━━ Source data ━━
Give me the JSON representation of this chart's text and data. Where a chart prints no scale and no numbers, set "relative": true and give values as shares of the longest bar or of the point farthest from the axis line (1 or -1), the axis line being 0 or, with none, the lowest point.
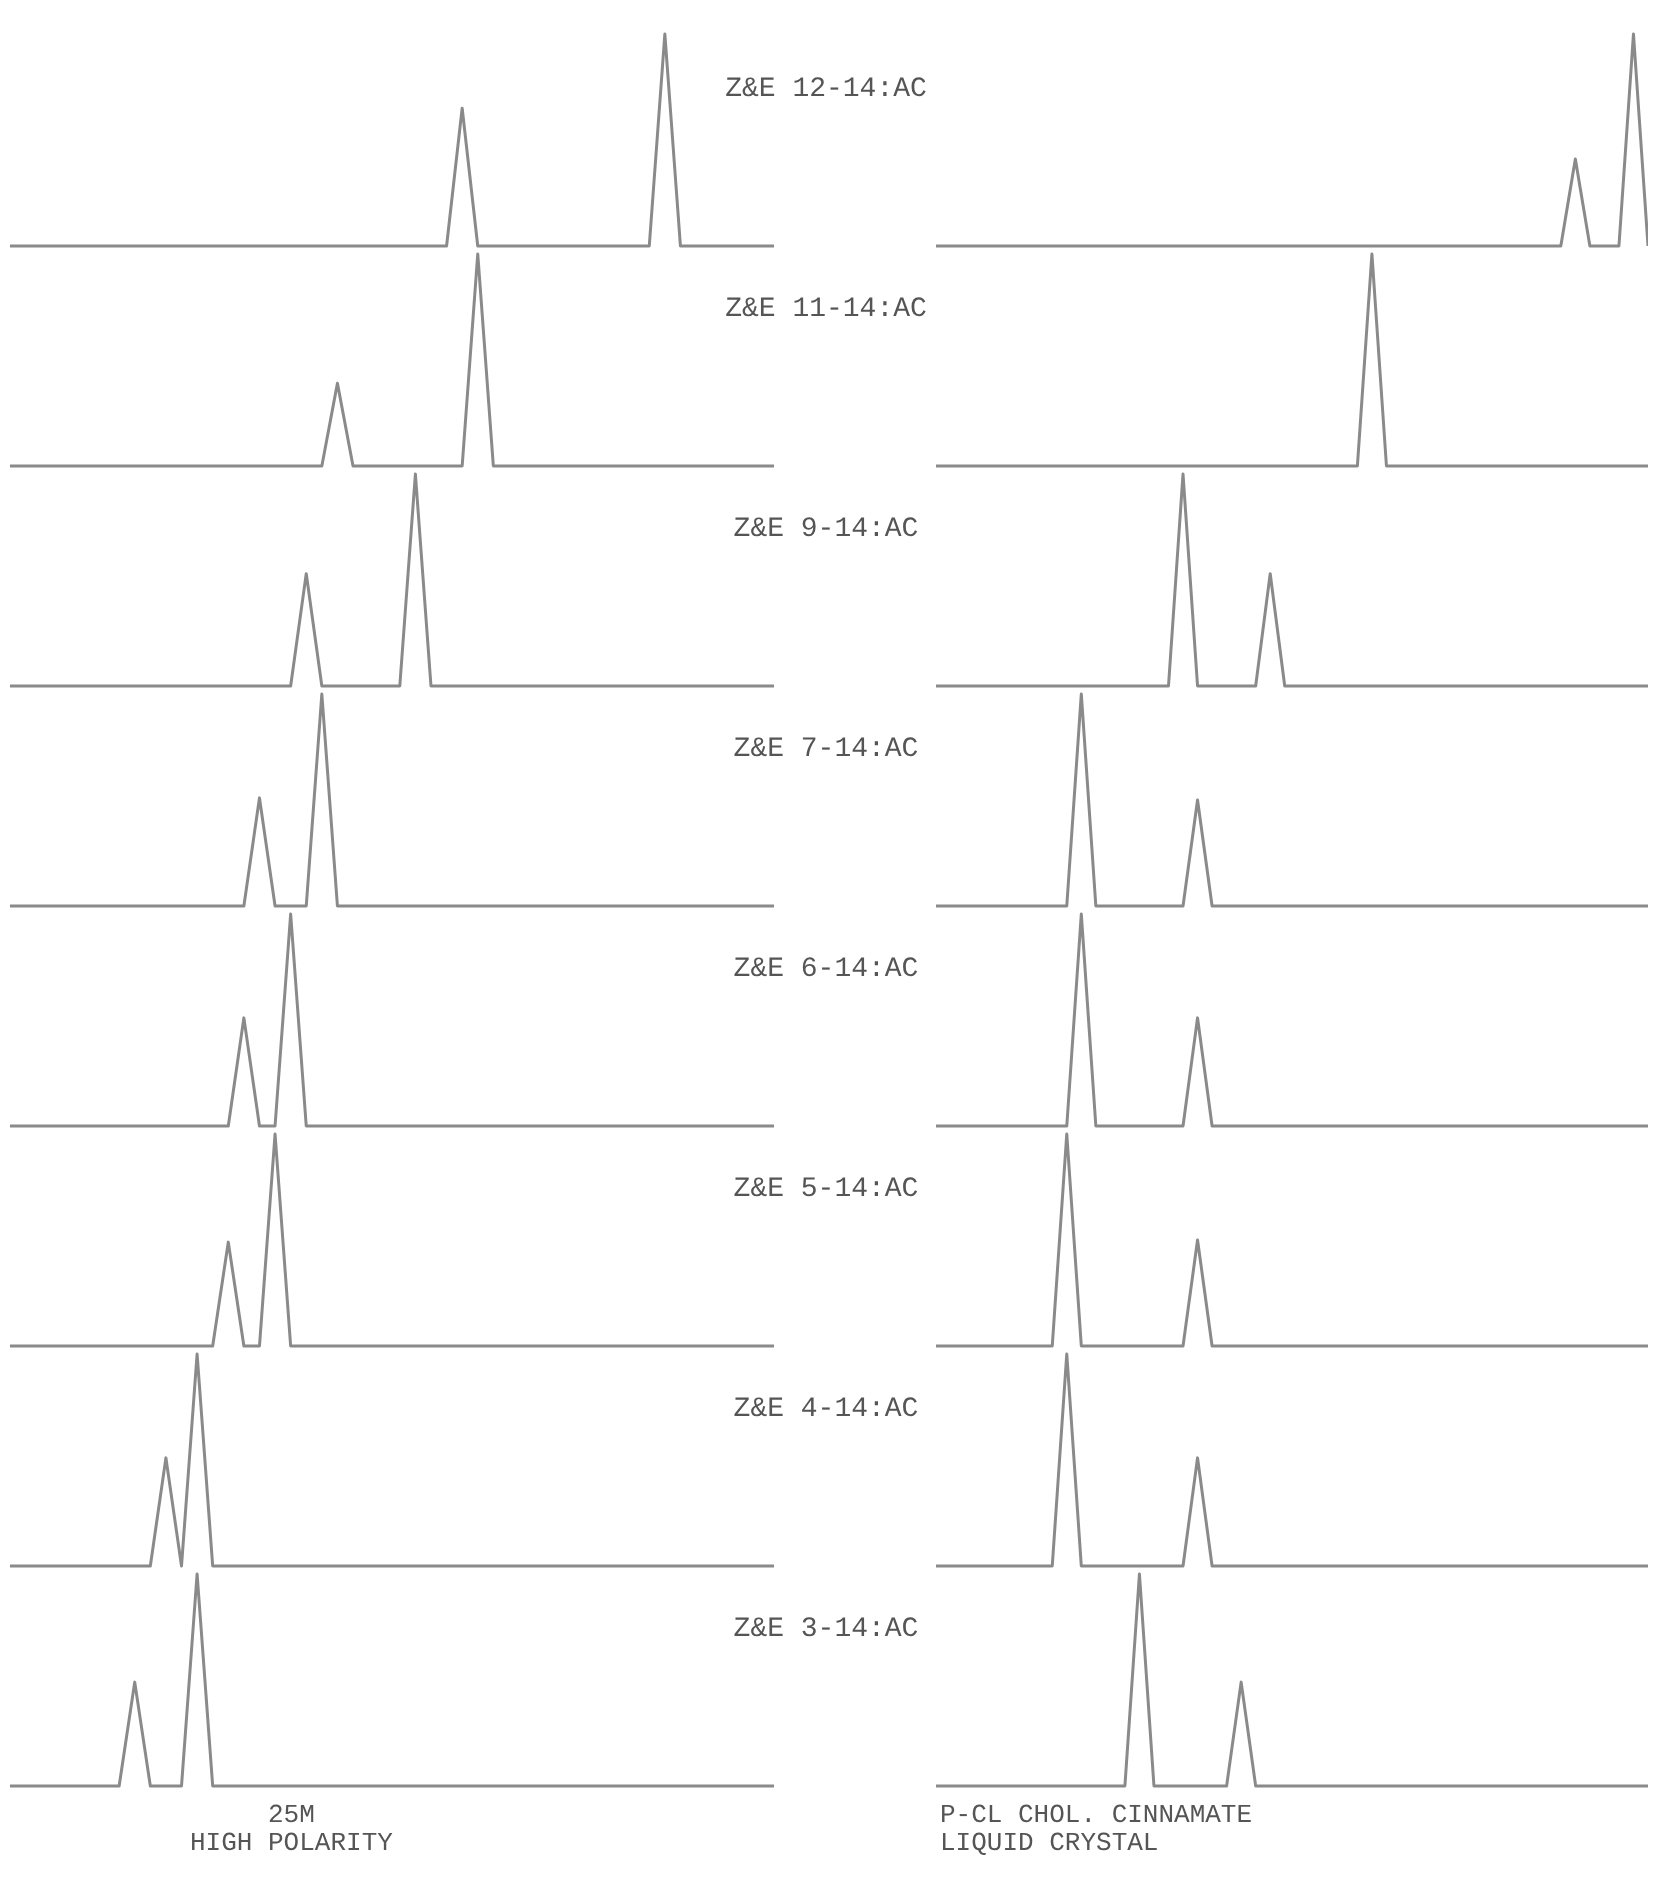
{
  "chart_data": [
    {
      "type": "line",
      "title": "Z&E 12-14:AC",
      "relative": true,
      "marker": "none",
      "categories": [
        null,
        null,
        null,
        null,
        null,
        null,
        null,
        null,
        null,
        null,
        null,
        null,
        null,
        null,
        null,
        null,
        null,
        null,
        null,
        null,
        null,
        null,
        null,
        null,
        null,
        null,
        null,
        null,
        null,
        null,
        null,
        null,
        null,
        null,
        null,
        null,
        null,
        null,
        null,
        null,
        null,
        null,
        null,
        null,
        null,
        null,
        null,
        null,
        null,
        null
      ],
      "series": [
        {
          "color": "#8a8a8a",
          "values": [
            0,
            0,
            0,
            0,
            0,
            0,
            0,
            0,
            0,
            0,
            0,
            0,
            0,
            0,
            0,
            0,
            0,
            0,
            0,
            0,
            0,
            0,
            0,
            0,
            0,
            0,
            0,
            0,
            0,
            0.65,
            0,
            0,
            0,
            0,
            0,
            0,
            0,
            0,
            0,
            0,
            0,
            0,
            1,
            0,
            0,
            0,
            0,
            0,
            0,
            0
          ]
        }
      ]
    },
    {
      "type": "line",
      "relative": true,
      "marker": "none",
      "categories": [
        null,
        null,
        null,
        null,
        null,
        null,
        null,
        null,
        null,
        null,
        null,
        null,
        null,
        null,
        null,
        null,
        null,
        null,
        null,
        null,
        null,
        null,
        null,
        null,
        null,
        null,
        null,
        null,
        null,
        null,
        null,
        null,
        null,
        null,
        null,
        null,
        null,
        null,
        null,
        null,
        null,
        null,
        null,
        null,
        null,
        null,
        null,
        null,
        null,
        null
      ],
      "series": [
        {
          "color": "#8a8a8a",
          "values": [
            0,
            0,
            0,
            0,
            0,
            0,
            0,
            0,
            0,
            0,
            0,
            0,
            0,
            0,
            0,
            0,
            0,
            0,
            0,
            0,
            0,
            0,
            0,
            0,
            0,
            0,
            0,
            0,
            0,
            0,
            0,
            0,
            0,
            0,
            0,
            0,
            0,
            0,
            0,
            0,
            0,
            0,
            0,
            0,
            0.41,
            0,
            0,
            0,
            1,
            0
          ]
        }
      ]
    },
    {
      "type": "line",
      "title": "Z&E 11-14:AC",
      "relative": true,
      "marker": "none",
      "categories": [
        null,
        null,
        null,
        null,
        null,
        null,
        null,
        null,
        null,
        null,
        null,
        null,
        null,
        null,
        null,
        null,
        null,
        null,
        null,
        null,
        null,
        null,
        null,
        null,
        null,
        null,
        null,
        null,
        null,
        null,
        null,
        null,
        null,
        null,
        null,
        null,
        null,
        null,
        null,
        null,
        null,
        null,
        null,
        null,
        null,
        null,
        null,
        null,
        null,
        null
      ],
      "series": [
        {
          "color": "#8a8a8a",
          "values": [
            0,
            0,
            0,
            0,
            0,
            0,
            0,
            0,
            0,
            0,
            0,
            0,
            0,
            0,
            0,
            0,
            0,
            0,
            0,
            0,
            0,
            0.39,
            0,
            0,
            0,
            0,
            0,
            0,
            0,
            0,
            1,
            0,
            0,
            0,
            0,
            0,
            0,
            0,
            0,
            0,
            0,
            0,
            0,
            0,
            0,
            0,
            0,
            0,
            0,
            0
          ]
        }
      ]
    },
    {
      "type": "line",
      "relative": true,
      "marker": "none",
      "categories": [
        null,
        null,
        null,
        null,
        null,
        null,
        null,
        null,
        null,
        null,
        null,
        null,
        null,
        null,
        null,
        null,
        null,
        null,
        null,
        null,
        null,
        null,
        null,
        null,
        null,
        null,
        null,
        null,
        null,
        null,
        null,
        null,
        null,
        null,
        null,
        null,
        null,
        null,
        null,
        null,
        null,
        null,
        null,
        null,
        null,
        null,
        null,
        null,
        null,
        null
      ],
      "series": [
        {
          "color": "#8a8a8a",
          "values": [
            0,
            0,
            0,
            0,
            0,
            0,
            0,
            0,
            0,
            0,
            0,
            0,
            0,
            0,
            0,
            0,
            0,
            0,
            0,
            0,
            0,
            0,
            0,
            0,
            0,
            0,
            0,
            0,
            0,
            0,
            1,
            0,
            0,
            0,
            0,
            0,
            0,
            0,
            0,
            0,
            0,
            0,
            0,
            0,
            0,
            0,
            0,
            0,
            0,
            0
          ]
        }
      ]
    },
    {
      "type": "line",
      "title": "Z&E 9-14:AC",
      "relative": true,
      "marker": "none",
      "categories": [
        null,
        null,
        null,
        null,
        null,
        null,
        null,
        null,
        null,
        null,
        null,
        null,
        null,
        null,
        null,
        null,
        null,
        null,
        null,
        null,
        null,
        null,
        null,
        null,
        null,
        null,
        null,
        null,
        null,
        null,
        null,
        null,
        null,
        null,
        null,
        null,
        null,
        null,
        null,
        null,
        null,
        null,
        null,
        null,
        null,
        null,
        null,
        null,
        null,
        null
      ],
      "series": [
        {
          "color": "#8a8a8a",
          "values": [
            0,
            0,
            0,
            0,
            0,
            0,
            0,
            0,
            0,
            0,
            0,
            0,
            0,
            0,
            0,
            0,
            0,
            0,
            0,
            0.53,
            0,
            0,
            0,
            0,
            0,
            0,
            1,
            0,
            0,
            0,
            0,
            0,
            0,
            0,
            0,
            0,
            0,
            0,
            0,
            0,
            0,
            0,
            0,
            0,
            0,
            0,
            0,
            0,
            0,
            0
          ]
        }
      ]
    },
    {
      "type": "line",
      "relative": true,
      "marker": "none",
      "categories": [
        null,
        null,
        null,
        null,
        null,
        null,
        null,
        null,
        null,
        null,
        null,
        null,
        null,
        null,
        null,
        null,
        null,
        null,
        null,
        null,
        null,
        null,
        null,
        null,
        null,
        null,
        null,
        null,
        null,
        null,
        null,
        null,
        null,
        null,
        null,
        null,
        null,
        null,
        null,
        null,
        null,
        null,
        null,
        null,
        null,
        null,
        null,
        null,
        null,
        null
      ],
      "series": [
        {
          "color": "#8a8a8a",
          "values": [
            0,
            0,
            0,
            0,
            0,
            0,
            0,
            0,
            0,
            0,
            0,
            0,
            0,
            0,
            0,
            0,
            0,
            1,
            0,
            0,
            0,
            0,
            0,
            0.53,
            0,
            0,
            0,
            0,
            0,
            0,
            0,
            0,
            0,
            0,
            0,
            0,
            0,
            0,
            0,
            0,
            0,
            0,
            0,
            0,
            0,
            0,
            0,
            0,
            0,
            0
          ]
        }
      ]
    },
    {
      "type": "line",
      "title": "Z&E 7-14:AC",
      "relative": true,
      "marker": "none",
      "categories": [
        null,
        null,
        null,
        null,
        null,
        null,
        null,
        null,
        null,
        null,
        null,
        null,
        null,
        null,
        null,
        null,
        null,
        null,
        null,
        null,
        null,
        null,
        null,
        null,
        null,
        null,
        null,
        null,
        null,
        null,
        null,
        null,
        null,
        null,
        null,
        null,
        null,
        null,
        null,
        null,
        null,
        null,
        null,
        null,
        null,
        null,
        null,
        null,
        null,
        null
      ],
      "series": [
        {
          "color": "#8a8a8a",
          "values": [
            0,
            0,
            0,
            0,
            0,
            0,
            0,
            0,
            0,
            0,
            0,
            0,
            0,
            0,
            0,
            0,
            0.51,
            0,
            0,
            0,
            1,
            0,
            0,
            0,
            0,
            0,
            0,
            0,
            0,
            0,
            0,
            0,
            0,
            0,
            0,
            0,
            0,
            0,
            0,
            0,
            0,
            0,
            0,
            0,
            0,
            0,
            0,
            0,
            0,
            0
          ]
        }
      ]
    },
    {
      "type": "line",
      "relative": true,
      "marker": "none",
      "categories": [
        null,
        null,
        null,
        null,
        null,
        null,
        null,
        null,
        null,
        null,
        null,
        null,
        null,
        null,
        null,
        null,
        null,
        null,
        null,
        null,
        null,
        null,
        null,
        null,
        null,
        null,
        null,
        null,
        null,
        null,
        null,
        null,
        null,
        null,
        null,
        null,
        null,
        null,
        null,
        null,
        null,
        null,
        null,
        null,
        null,
        null,
        null,
        null,
        null,
        null
      ],
      "series": [
        {
          "color": "#8a8a8a",
          "values": [
            0,
            0,
            0,
            0,
            0,
            0,
            0,
            0,
            0,
            0,
            1,
            0,
            0,
            0,
            0,
            0,
            0,
            0,
            0.5,
            0,
            0,
            0,
            0,
            0,
            0,
            0,
            0,
            0,
            0,
            0,
            0,
            0,
            0,
            0,
            0,
            0,
            0,
            0,
            0,
            0,
            0,
            0,
            0,
            0,
            0,
            0,
            0,
            0,
            0,
            0
          ]
        }
      ]
    },
    {
      "type": "line",
      "title": "Z&E 6-14:AC",
      "relative": true,
      "marker": "none",
      "categories": [
        null,
        null,
        null,
        null,
        null,
        null,
        null,
        null,
        null,
        null,
        null,
        null,
        null,
        null,
        null,
        null,
        null,
        null,
        null,
        null,
        null,
        null,
        null,
        null,
        null,
        null,
        null,
        null,
        null,
        null,
        null,
        null,
        null,
        null,
        null,
        null,
        null,
        null,
        null,
        null,
        null,
        null,
        null,
        null,
        null,
        null,
        null,
        null,
        null,
        null
      ],
      "series": [
        {
          "color": "#8a8a8a",
          "values": [
            0,
            0,
            0,
            0,
            0,
            0,
            0,
            0,
            0,
            0,
            0,
            0,
            0,
            0,
            0,
            0.51,
            0,
            0,
            1,
            0,
            0,
            0,
            0,
            0,
            0,
            0,
            0,
            0,
            0,
            0,
            0,
            0,
            0,
            0,
            0,
            0,
            0,
            0,
            0,
            0,
            0,
            0,
            0,
            0,
            0,
            0,
            0,
            0,
            0,
            0
          ]
        }
      ]
    },
    {
      "type": "line",
      "relative": true,
      "marker": "none",
      "categories": [
        null,
        null,
        null,
        null,
        null,
        null,
        null,
        null,
        null,
        null,
        null,
        null,
        null,
        null,
        null,
        null,
        null,
        null,
        null,
        null,
        null,
        null,
        null,
        null,
        null,
        null,
        null,
        null,
        null,
        null,
        null,
        null,
        null,
        null,
        null,
        null,
        null,
        null,
        null,
        null,
        null,
        null,
        null,
        null,
        null,
        null,
        null,
        null,
        null,
        null
      ],
      "series": [
        {
          "color": "#8a8a8a",
          "values": [
            0,
            0,
            0,
            0,
            0,
            0,
            0,
            0,
            0,
            0,
            1,
            0,
            0,
            0,
            0,
            0,
            0,
            0,
            0.51,
            0,
            0,
            0,
            0,
            0,
            0,
            0,
            0,
            0,
            0,
            0,
            0,
            0,
            0,
            0,
            0,
            0,
            0,
            0,
            0,
            0,
            0,
            0,
            0,
            0,
            0,
            0,
            0,
            0,
            0,
            0
          ]
        }
      ]
    },
    {
      "type": "line",
      "title": "Z&E 5-14:AC",
      "relative": true,
      "marker": "none",
      "categories": [
        null,
        null,
        null,
        null,
        null,
        null,
        null,
        null,
        null,
        null,
        null,
        null,
        null,
        null,
        null,
        null,
        null,
        null,
        null,
        null,
        null,
        null,
        null,
        null,
        null,
        null,
        null,
        null,
        null,
        null,
        null,
        null,
        null,
        null,
        null,
        null,
        null,
        null,
        null,
        null,
        null,
        null,
        null,
        null,
        null,
        null,
        null,
        null,
        null,
        null
      ],
      "series": [
        {
          "color": "#8a8a8a",
          "values": [
            0,
            0,
            0,
            0,
            0,
            0,
            0,
            0,
            0,
            0,
            0,
            0,
            0,
            0,
            0.49,
            0,
            0,
            1,
            0,
            0,
            0,
            0,
            0,
            0,
            0,
            0,
            0,
            0,
            0,
            0,
            0,
            0,
            0,
            0,
            0,
            0,
            0,
            0,
            0,
            0,
            0,
            0,
            0,
            0,
            0,
            0,
            0,
            0,
            0,
            0
          ]
        }
      ]
    },
    {
      "type": "line",
      "relative": true,
      "marker": "none",
      "categories": [
        null,
        null,
        null,
        null,
        null,
        null,
        null,
        null,
        null,
        null,
        null,
        null,
        null,
        null,
        null,
        null,
        null,
        null,
        null,
        null,
        null,
        null,
        null,
        null,
        null,
        null,
        null,
        null,
        null,
        null,
        null,
        null,
        null,
        null,
        null,
        null,
        null,
        null,
        null,
        null,
        null,
        null,
        null,
        null,
        null,
        null,
        null,
        null,
        null,
        null
      ],
      "series": [
        {
          "color": "#8a8a8a",
          "values": [
            0,
            0,
            0,
            0,
            0,
            0,
            0,
            0,
            0,
            1,
            0,
            0,
            0,
            0,
            0,
            0,
            0,
            0,
            0.5,
            0,
            0,
            0,
            0,
            0,
            0,
            0,
            0,
            0,
            0,
            0,
            0,
            0,
            0,
            0,
            0,
            0,
            0,
            0,
            0,
            0,
            0,
            0,
            0,
            0,
            0,
            0,
            0,
            0,
            0,
            0
          ]
        }
      ]
    },
    {
      "type": "line",
      "title": "Z&E 4-14:AC",
      "relative": true,
      "marker": "none",
      "categories": [
        null,
        null,
        null,
        null,
        null,
        null,
        null,
        null,
        null,
        null,
        null,
        null,
        null,
        null,
        null,
        null,
        null,
        null,
        null,
        null,
        null,
        null,
        null,
        null,
        null,
        null,
        null,
        null,
        null,
        null,
        null,
        null,
        null,
        null,
        null,
        null,
        null,
        null,
        null,
        null,
        null,
        null,
        null,
        null,
        null,
        null,
        null,
        null,
        null,
        null
      ],
      "series": [
        {
          "color": "#8a8a8a",
          "values": [
            0,
            0,
            0,
            0,
            0,
            0,
            0,
            0,
            0,
            0,
            0.51,
            0,
            1,
            0,
            0,
            0,
            0,
            0,
            0,
            0,
            0,
            0,
            0,
            0,
            0,
            0,
            0,
            0,
            0,
            0,
            0,
            0,
            0,
            0,
            0,
            0,
            0,
            0,
            0,
            0,
            0,
            0,
            0,
            0,
            0,
            0,
            0,
            0,
            0,
            0
          ]
        }
      ]
    },
    {
      "type": "line",
      "relative": true,
      "marker": "none",
      "categories": [
        null,
        null,
        null,
        null,
        null,
        null,
        null,
        null,
        null,
        null,
        null,
        null,
        null,
        null,
        null,
        null,
        null,
        null,
        null,
        null,
        null,
        null,
        null,
        null,
        null,
        null,
        null,
        null,
        null,
        null,
        null,
        null,
        null,
        null,
        null,
        null,
        null,
        null,
        null,
        null,
        null,
        null,
        null,
        null,
        null,
        null,
        null,
        null,
        null,
        null
      ],
      "series": [
        {
          "color": "#8a8a8a",
          "values": [
            0,
            0,
            0,
            0,
            0,
            0,
            0,
            0,
            0,
            1,
            0,
            0,
            0,
            0,
            0,
            0,
            0,
            0,
            0.51,
            0,
            0,
            0,
            0,
            0,
            0,
            0,
            0,
            0,
            0,
            0,
            0,
            0,
            0,
            0,
            0,
            0,
            0,
            0,
            0,
            0,
            0,
            0,
            0,
            0,
            0,
            0,
            0,
            0,
            0,
            0
          ]
        }
      ]
    },
    {
      "type": "line",
      "title": "Z&E 3-14:AC",
      "relative": true,
      "marker": "none",
      "annotations": [
        "25M",
        "HIGH POLARITY"
      ],
      "categories": [
        null,
        null,
        null,
        null,
        null,
        null,
        null,
        null,
        null,
        null,
        null,
        null,
        null,
        null,
        null,
        null,
        null,
        null,
        null,
        null,
        null,
        null,
        null,
        null,
        null,
        null,
        null,
        null,
        null,
        null,
        null,
        null,
        null,
        null,
        null,
        null,
        null,
        null,
        null,
        null,
        null,
        null,
        null,
        null,
        null,
        null,
        null,
        null,
        null,
        null
      ],
      "series": [
        {
          "color": "#8a8a8a",
          "values": [
            0,
            0,
            0,
            0,
            0,
            0,
            0,
            0,
            0.49,
            0,
            0,
            0,
            1,
            0,
            0,
            0,
            0,
            0,
            0,
            0,
            0,
            0,
            0,
            0,
            0,
            0,
            0,
            0,
            0,
            0,
            0,
            0,
            0,
            0,
            0,
            0,
            0,
            0,
            0,
            0,
            0,
            0,
            0,
            0,
            0,
            0,
            0,
            0,
            0,
            0
          ]
        }
      ]
    },
    {
      "type": "line",
      "relative": true,
      "marker": "none",
      "annotations": [
        "P-CL CHOL. CINNAMATE",
        "LIQUID CRYSTAL"
      ],
      "categories": [
        null,
        null,
        null,
        null,
        null,
        null,
        null,
        null,
        null,
        null,
        null,
        null,
        null,
        null,
        null,
        null,
        null,
        null,
        null,
        null,
        null,
        null,
        null,
        null,
        null,
        null,
        null,
        null,
        null,
        null,
        null,
        null,
        null,
        null,
        null,
        null,
        null,
        null,
        null,
        null,
        null,
        null,
        null,
        null,
        null,
        null,
        null,
        null,
        null,
        null
      ],
      "series": [
        {
          "color": "#8a8a8a",
          "values": [
            0,
            0,
            0,
            0,
            0,
            0,
            0,
            0,
            0,
            0,
            0,
            0,
            0,
            0,
            1,
            0,
            0,
            0,
            0,
            0,
            0,
            0.49,
            0,
            0,
            0,
            0,
            0,
            0,
            0,
            0,
            0,
            0,
            0,
            0,
            0,
            0,
            0,
            0,
            0,
            0,
            0,
            0,
            0,
            0,
            0,
            0,
            0,
            0,
            0,
            0
          ]
        }
      ]
    }
  ]
}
━━━
- Task goal -
List every line in the records above that contains the word "title".

- Exercise solution -
      "title": "Z&E 12-14:AC",
      "title": "Z&E 11-14:AC",
      "title": "Z&E 9-14:AC",
      "title": "Z&E 7-14:AC",
      "title": "Z&E 6-14:AC",
      "title": "Z&E 5-14:AC",
      "title": "Z&E 4-14:AC",
      "title": "Z&E 3-14:AC",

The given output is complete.